*Information shown*.
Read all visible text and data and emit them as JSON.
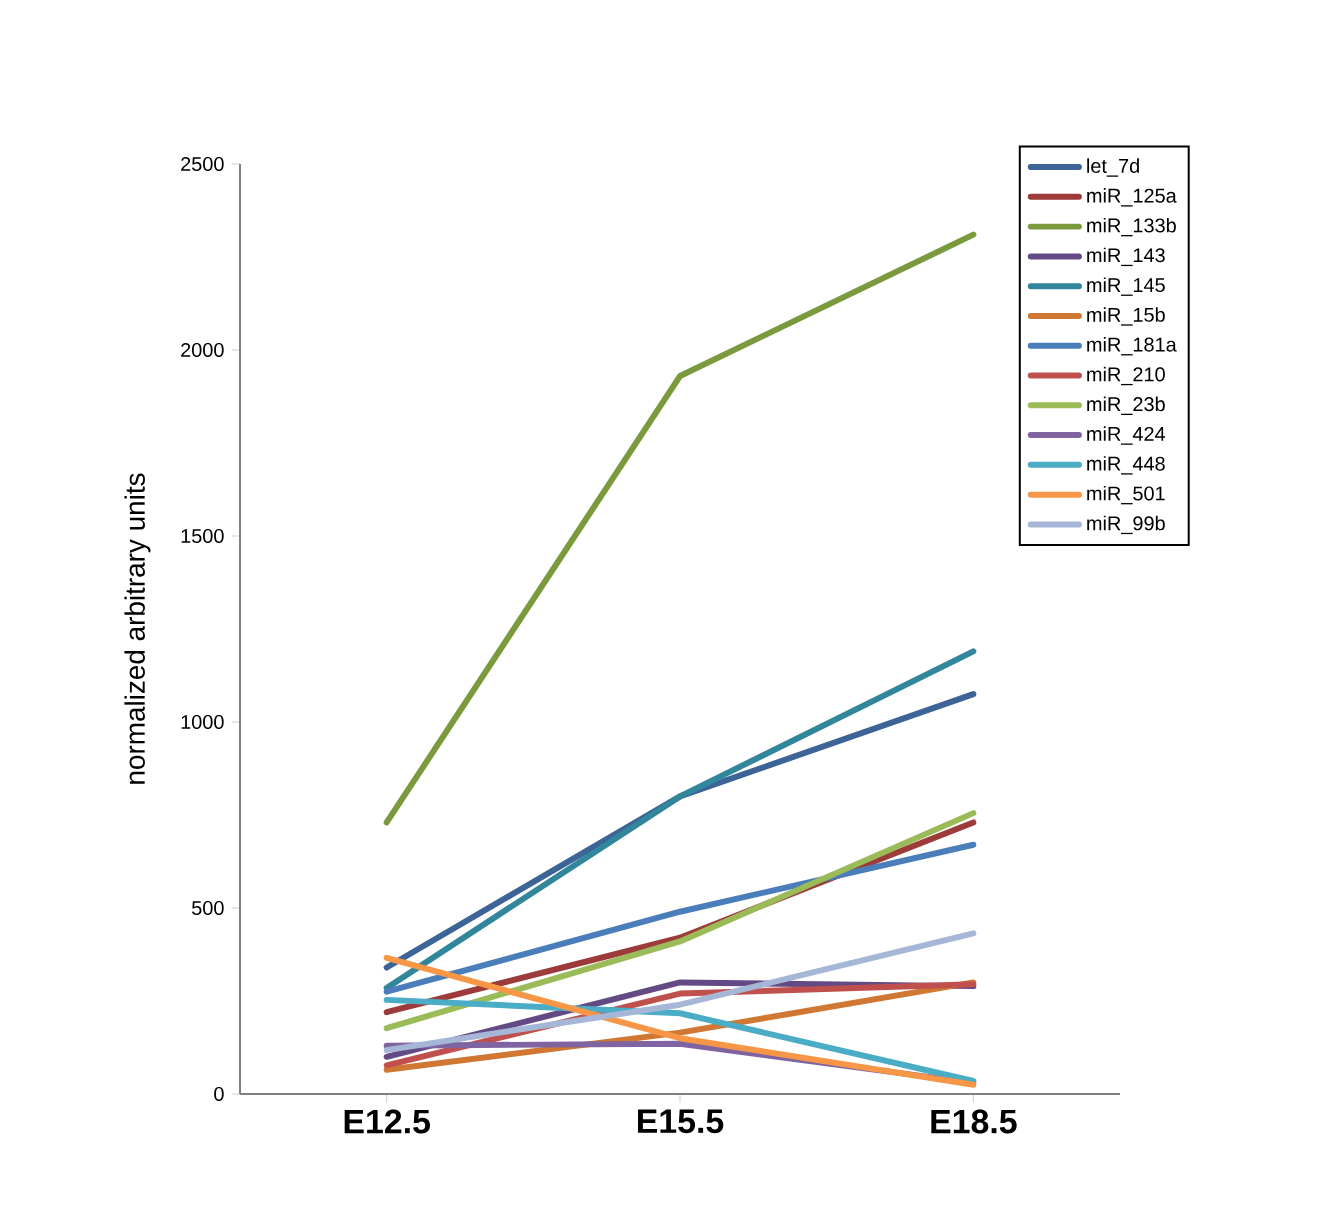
{
  "chart_data": {
    "type": "line",
    "ylabel": "normalized arbitrary units",
    "categories": [
      "E12.5",
      "E15.5",
      "E18.5"
    ],
    "ylim": [
      0,
      2500
    ],
    "yticks": [
      0,
      500,
      1000,
      1500,
      2000,
      2500
    ],
    "grid": false,
    "legend": "right",
    "marker": "none",
    "line_style": "solid",
    "series": [
      {
        "name": "let_7d",
        "color": "#3c6496",
        "values": [
          340,
          800,
          1075
        ]
      },
      {
        "name": "miR_125a",
        "color": "#9c3b3a",
        "values": [
          220,
          420,
          730
        ]
      },
      {
        "name": "miR_133b",
        "color": "#7b9a3e",
        "values": [
          730,
          1930,
          2310
        ]
      },
      {
        "name": "miR_143",
        "color": "#644a85",
        "values": [
          100,
          300,
          290
        ]
      },
      {
        "name": "miR_145",
        "color": "#31869b",
        "values": [
          285,
          800,
          1190
        ]
      },
      {
        "name": "miR_15b",
        "color": "#d07833",
        "values": [
          65,
          165,
          300
        ]
      },
      {
        "name": "miR_181a",
        "color": "#4a7ebb",
        "values": [
          275,
          490,
          670
        ]
      },
      {
        "name": "miR_210",
        "color": "#c0504d",
        "values": [
          77,
          270,
          295
        ]
      },
      {
        "name": "miR_23b",
        "color": "#9bbb59",
        "values": [
          177,
          410,
          755
        ]
      },
      {
        "name": "miR_424",
        "color": "#8064a2",
        "values": [
          130,
          135,
          30
        ]
      },
      {
        "name": "miR_448",
        "color": "#4bacc6",
        "values": [
          253,
          217,
          35
        ]
      },
      {
        "name": "miR_501",
        "color": "#f79646",
        "values": [
          366,
          150,
          25
        ]
      },
      {
        "name": "miR_99b",
        "color": "#a5b6d6",
        "values": [
          118,
          240,
          432
        ]
      }
    ]
  }
}
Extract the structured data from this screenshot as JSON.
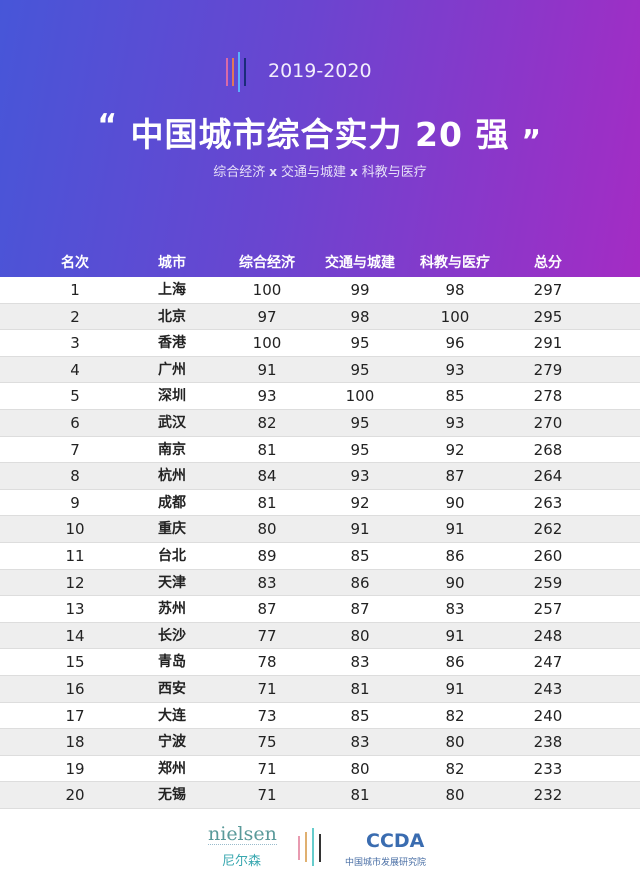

*Brief*. Pick out the lines that include the word "JSON" and write them out.

*Full response*.
Read all visible text and data and emit them as JSON.
Extract the structured data from this screenshot as JSON.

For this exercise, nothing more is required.